▸ Data provided
^^^^^^^^^^^^^^^^
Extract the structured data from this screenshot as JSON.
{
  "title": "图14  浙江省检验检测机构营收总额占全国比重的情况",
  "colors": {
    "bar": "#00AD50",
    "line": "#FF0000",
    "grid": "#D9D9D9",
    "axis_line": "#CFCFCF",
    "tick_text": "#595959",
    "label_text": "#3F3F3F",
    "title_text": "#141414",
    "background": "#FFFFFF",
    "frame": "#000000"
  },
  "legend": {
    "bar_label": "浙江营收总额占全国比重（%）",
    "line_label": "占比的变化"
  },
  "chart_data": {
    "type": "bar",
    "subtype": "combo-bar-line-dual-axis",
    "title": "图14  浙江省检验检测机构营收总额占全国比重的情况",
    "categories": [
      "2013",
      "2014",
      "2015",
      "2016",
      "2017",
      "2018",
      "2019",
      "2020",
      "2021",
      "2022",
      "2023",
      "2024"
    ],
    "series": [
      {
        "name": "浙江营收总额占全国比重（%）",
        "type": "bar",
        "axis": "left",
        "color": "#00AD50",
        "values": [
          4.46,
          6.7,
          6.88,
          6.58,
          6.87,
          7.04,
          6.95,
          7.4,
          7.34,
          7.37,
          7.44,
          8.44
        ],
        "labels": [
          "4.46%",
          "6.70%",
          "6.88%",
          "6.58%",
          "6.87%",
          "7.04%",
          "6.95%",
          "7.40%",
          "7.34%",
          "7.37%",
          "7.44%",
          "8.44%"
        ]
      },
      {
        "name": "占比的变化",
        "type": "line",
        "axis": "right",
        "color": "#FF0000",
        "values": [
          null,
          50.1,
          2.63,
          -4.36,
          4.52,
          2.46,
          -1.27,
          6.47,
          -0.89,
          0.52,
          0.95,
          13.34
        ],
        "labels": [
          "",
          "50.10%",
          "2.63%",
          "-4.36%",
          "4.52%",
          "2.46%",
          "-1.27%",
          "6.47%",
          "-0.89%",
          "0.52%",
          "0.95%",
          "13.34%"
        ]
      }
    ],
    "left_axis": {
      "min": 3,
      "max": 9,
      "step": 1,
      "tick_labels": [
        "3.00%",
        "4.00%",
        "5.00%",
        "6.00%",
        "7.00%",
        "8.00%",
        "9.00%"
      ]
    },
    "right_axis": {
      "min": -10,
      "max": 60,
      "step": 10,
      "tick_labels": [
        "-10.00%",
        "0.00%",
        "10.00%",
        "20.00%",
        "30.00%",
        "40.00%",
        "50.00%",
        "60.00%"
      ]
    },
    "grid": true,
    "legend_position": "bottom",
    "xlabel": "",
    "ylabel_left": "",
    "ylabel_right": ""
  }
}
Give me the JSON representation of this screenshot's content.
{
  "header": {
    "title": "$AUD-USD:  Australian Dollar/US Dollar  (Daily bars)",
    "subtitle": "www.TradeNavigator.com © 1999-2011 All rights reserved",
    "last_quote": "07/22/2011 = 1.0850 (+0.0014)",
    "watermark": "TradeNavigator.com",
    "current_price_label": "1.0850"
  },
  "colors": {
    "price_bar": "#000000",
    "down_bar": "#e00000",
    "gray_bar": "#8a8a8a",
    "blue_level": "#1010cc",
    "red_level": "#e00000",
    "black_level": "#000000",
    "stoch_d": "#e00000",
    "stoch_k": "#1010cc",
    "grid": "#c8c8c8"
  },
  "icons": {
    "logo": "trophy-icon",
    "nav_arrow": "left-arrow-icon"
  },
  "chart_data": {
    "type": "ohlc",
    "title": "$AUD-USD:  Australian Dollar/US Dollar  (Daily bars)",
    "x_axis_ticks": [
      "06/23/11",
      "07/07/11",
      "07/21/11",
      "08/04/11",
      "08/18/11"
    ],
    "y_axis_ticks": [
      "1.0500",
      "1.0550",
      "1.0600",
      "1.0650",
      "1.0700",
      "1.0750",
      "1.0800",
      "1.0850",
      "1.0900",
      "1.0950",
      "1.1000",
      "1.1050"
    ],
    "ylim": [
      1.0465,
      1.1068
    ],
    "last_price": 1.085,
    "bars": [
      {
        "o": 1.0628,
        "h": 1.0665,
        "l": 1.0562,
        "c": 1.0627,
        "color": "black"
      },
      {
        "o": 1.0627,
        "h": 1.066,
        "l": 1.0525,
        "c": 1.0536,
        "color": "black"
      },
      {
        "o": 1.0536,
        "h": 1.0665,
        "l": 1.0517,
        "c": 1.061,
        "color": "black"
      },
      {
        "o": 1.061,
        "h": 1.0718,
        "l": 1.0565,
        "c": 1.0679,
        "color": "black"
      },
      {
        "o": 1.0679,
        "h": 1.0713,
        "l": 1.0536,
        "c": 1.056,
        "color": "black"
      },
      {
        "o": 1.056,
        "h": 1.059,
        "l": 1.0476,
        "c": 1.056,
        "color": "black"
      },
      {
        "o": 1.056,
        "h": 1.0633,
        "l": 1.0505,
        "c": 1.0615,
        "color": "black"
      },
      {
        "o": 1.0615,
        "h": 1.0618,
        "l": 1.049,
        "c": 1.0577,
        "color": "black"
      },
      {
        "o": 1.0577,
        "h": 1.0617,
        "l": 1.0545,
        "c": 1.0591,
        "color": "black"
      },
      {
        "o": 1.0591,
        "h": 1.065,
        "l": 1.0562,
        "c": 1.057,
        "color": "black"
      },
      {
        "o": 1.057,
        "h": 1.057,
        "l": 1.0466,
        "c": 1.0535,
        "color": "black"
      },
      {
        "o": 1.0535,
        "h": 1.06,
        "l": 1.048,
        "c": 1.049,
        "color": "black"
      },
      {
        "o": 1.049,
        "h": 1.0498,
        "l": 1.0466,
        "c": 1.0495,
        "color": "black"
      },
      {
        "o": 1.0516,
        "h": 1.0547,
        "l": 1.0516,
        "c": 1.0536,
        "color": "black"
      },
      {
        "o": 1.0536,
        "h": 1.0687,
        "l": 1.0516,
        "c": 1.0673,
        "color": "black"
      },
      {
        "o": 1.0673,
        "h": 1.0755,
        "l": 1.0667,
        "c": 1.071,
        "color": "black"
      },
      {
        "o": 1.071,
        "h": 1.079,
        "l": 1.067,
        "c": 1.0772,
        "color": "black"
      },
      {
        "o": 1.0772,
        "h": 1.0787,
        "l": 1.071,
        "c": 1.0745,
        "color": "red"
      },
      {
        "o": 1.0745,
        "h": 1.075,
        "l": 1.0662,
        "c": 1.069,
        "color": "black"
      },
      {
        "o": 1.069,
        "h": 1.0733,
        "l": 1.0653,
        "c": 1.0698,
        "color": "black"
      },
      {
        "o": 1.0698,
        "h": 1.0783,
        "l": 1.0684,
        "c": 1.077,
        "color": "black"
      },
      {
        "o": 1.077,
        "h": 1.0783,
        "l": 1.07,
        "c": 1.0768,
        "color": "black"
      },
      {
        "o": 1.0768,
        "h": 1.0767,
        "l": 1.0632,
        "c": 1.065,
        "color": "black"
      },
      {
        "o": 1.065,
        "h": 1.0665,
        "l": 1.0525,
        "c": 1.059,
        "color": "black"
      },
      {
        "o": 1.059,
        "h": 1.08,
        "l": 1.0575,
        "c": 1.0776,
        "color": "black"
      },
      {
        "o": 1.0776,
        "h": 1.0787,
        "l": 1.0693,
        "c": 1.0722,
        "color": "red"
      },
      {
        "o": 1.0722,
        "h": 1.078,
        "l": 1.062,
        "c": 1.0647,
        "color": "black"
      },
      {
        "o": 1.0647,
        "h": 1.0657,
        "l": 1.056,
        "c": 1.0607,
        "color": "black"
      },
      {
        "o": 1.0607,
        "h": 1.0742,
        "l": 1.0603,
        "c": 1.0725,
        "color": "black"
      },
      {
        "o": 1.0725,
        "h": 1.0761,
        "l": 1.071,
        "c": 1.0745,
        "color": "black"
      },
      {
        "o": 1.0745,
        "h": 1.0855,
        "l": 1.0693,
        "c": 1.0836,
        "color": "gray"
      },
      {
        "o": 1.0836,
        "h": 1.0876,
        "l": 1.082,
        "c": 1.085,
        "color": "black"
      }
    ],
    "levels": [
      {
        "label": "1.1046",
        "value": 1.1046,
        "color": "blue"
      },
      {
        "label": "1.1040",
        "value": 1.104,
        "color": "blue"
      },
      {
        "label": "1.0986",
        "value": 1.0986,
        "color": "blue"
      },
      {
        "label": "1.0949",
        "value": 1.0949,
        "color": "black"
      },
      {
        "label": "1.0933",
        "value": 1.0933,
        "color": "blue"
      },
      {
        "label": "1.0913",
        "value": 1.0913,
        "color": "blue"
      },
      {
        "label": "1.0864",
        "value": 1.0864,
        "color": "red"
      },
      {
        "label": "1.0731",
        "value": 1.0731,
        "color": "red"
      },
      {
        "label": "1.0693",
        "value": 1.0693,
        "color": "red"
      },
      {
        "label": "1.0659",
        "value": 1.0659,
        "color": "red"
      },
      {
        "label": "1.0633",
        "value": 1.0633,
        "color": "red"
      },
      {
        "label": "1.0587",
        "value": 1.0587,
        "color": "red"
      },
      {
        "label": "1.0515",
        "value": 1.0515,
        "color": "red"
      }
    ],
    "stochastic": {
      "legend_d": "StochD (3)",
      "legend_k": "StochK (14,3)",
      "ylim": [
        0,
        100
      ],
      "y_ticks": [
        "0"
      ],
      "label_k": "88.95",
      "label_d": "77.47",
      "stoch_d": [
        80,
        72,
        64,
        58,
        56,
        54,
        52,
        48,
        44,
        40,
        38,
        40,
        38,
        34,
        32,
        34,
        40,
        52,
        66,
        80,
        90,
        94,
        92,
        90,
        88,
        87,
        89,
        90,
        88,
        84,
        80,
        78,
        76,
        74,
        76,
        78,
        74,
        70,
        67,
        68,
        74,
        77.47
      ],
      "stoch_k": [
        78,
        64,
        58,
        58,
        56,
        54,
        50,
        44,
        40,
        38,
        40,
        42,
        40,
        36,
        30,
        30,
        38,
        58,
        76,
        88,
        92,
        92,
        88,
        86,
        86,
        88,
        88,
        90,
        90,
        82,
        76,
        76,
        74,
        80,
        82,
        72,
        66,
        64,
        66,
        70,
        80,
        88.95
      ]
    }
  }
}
^^^^^^^^^^^^^^^^
▸ Task to carry out
Go through the records line by line and count those containing the string "JSON". Give only the total.

▸ Solution to this problem
2